### What you have to do
Give the entries again, word for word.
___ Data shown
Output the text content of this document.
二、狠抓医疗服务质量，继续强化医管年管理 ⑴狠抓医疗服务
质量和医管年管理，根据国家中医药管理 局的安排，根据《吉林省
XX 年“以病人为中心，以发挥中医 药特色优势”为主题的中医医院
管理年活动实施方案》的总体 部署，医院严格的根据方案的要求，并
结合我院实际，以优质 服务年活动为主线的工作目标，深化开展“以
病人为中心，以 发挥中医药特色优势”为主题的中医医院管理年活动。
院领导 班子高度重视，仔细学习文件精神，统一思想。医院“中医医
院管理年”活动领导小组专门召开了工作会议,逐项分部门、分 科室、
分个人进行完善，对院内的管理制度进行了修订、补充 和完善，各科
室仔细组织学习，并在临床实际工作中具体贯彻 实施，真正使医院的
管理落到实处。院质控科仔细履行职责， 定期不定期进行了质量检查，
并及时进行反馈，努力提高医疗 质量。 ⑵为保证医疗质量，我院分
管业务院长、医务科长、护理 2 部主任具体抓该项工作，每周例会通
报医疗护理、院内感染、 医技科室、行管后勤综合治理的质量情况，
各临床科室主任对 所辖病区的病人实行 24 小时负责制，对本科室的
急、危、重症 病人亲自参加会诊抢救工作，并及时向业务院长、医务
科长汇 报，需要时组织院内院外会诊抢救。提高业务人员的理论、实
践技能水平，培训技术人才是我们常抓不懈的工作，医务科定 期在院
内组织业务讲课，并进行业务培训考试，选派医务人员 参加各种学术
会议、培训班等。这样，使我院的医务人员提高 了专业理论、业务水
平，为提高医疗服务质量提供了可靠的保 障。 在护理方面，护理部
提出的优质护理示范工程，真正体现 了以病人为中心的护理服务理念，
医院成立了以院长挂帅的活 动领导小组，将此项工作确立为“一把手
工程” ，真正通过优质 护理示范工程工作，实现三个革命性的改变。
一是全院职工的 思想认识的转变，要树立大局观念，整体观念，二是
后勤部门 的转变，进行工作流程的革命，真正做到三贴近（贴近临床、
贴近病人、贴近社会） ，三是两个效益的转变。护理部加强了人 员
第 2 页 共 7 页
______
### Answer to this exercise
Output the text content of this document.
二、狠抓医疗服务质量，继续强化医管年管理 ⑴狠抓医疗服务
质量和医管年管理，根据国家中医药管理 局的安排，根据《吉林省
XX 年“以病人为中心，以发挥中医 药特色优势”为主题的中医医院
管理年活动实施方案》的总体 部署，医院严格的根据方案的要求，并
结合我院实际，以优质 服务年活动为主线的工作目标，深化开展“以
病人为中心，以 发挥中医药特色优势”为主题的中医医院管理年活动。
院领导 班子高度重视，仔细学习文件精神，统一思想。医院“中医医
院管理年”活动领导小组专门召开了工作会议,逐项分部门、分 科室、
分个人进行完善，对院内的管理制度进行了修订、补充 和完善，各科
室仔细组织学习，并在临床实际工作中具体贯彻 实施，真正使医院的
管理落到实处。院质控科仔细履行职责， 定期不定期进行了质量检查，
并及时进行反馈，努力提高医疗 质量。 ⑵为保证医疗质量，我院分
管业务院长、医务科长、护理 2 部主任具体抓该项工作，每周例会通
报医疗护理、院内感染、 医技科室、行管后勤综合治理的质量情况，
各临床科室主任对 所辖病区的病人实行 24 小时负责制，对本科室的
急、危、重症 病人亲自参加会诊抢救工作，并及时向业务院长、医务
科长汇 报，需要时组织院内院外会诊抢救。提高业务人员的理论、实
践技能水平，培训技术人才是我们常抓不懈的工作，医务科定 期在院
内组织业务讲课，并进行业务培训考试，选派医务人员 参加各种学术
会议、培训班等。这样，使我院的医务人员提高 了专业理论、业务水
平，为提高医疗服务质量提供了可靠的保 障。 在护理方面，护理部
提出的优质护理示范工程，真正体现 了以病人为中心的护理服务理念，
医院成立了以院长挂帅的活 动领导小组，将此项工作确立为“一把手
工程” ，真正通过优质 护理示范工程工作，实现三个革命性的改变。
一是全院职工的 思想认识的转变，要树立大局观念，整体观念，二是
后勤部门 的转变，进行工作流程的革命，真正做到三贴近（贴近临床、
贴近病人、贴近社会） ，三是两个效益的转变。护理部加强了人 员
第 2 页 共 7 页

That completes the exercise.